**What you are asked to do:**
Take every line from the material that has the word "Breakpoint" in it.
** begin Record list **
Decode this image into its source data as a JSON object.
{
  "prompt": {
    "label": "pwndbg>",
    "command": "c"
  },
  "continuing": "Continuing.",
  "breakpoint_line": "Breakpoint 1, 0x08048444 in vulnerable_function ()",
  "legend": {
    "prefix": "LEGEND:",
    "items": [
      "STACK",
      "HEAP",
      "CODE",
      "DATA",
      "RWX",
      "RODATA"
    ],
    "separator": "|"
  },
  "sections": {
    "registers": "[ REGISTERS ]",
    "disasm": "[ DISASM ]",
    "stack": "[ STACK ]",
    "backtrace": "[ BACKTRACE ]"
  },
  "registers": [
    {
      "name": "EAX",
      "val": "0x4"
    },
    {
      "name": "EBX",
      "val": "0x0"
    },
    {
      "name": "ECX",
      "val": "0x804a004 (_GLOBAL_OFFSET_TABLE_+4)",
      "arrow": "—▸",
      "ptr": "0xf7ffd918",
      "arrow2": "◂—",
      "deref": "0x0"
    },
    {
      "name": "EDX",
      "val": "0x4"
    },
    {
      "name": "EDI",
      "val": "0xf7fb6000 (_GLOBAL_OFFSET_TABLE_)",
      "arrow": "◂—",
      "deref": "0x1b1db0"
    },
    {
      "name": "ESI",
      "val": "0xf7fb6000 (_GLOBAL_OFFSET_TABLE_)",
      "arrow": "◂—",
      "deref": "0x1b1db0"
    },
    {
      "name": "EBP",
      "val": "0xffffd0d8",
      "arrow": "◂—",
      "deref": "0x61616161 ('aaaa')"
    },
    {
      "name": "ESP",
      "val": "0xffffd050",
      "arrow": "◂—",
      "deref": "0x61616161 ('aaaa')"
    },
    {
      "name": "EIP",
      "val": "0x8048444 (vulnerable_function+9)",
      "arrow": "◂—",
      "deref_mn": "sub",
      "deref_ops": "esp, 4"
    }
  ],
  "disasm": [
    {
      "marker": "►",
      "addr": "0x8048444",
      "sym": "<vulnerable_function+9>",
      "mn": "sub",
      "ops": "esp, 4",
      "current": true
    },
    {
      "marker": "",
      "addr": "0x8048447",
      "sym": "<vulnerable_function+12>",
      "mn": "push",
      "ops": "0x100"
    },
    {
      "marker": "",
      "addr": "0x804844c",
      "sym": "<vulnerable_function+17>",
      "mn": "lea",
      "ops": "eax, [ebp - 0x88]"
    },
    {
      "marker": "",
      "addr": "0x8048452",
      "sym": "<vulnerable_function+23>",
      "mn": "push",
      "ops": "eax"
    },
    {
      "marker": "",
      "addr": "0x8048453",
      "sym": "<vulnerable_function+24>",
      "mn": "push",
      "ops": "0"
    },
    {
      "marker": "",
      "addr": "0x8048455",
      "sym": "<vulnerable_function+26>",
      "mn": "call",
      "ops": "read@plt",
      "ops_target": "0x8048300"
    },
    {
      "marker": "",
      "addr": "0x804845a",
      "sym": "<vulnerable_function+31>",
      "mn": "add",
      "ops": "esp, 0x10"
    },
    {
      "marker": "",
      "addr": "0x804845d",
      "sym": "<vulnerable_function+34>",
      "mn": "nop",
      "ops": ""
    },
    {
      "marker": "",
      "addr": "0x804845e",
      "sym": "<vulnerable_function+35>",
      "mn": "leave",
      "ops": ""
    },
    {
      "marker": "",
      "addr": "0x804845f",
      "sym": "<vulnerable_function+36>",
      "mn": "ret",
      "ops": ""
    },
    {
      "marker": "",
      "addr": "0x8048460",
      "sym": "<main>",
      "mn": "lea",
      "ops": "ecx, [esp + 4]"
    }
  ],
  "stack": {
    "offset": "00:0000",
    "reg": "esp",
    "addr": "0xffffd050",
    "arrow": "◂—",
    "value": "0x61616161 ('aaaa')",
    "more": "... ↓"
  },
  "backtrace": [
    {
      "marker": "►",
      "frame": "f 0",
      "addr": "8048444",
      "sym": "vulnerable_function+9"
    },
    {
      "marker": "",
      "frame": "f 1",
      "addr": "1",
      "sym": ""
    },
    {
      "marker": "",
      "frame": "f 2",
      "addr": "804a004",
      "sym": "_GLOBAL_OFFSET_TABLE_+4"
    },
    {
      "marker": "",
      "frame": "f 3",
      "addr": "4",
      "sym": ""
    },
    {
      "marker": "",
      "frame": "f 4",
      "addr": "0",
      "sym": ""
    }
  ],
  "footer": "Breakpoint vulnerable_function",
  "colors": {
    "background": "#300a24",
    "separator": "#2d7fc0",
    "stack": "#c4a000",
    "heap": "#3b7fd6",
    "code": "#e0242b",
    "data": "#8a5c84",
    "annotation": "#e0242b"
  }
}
** end Record list **
**Response below:**
  "breakpoint_line": "Breakpoint 1, 0x08048444 in vulnerable_function ()",
  "footer": "Breakpoint vulnerable_function",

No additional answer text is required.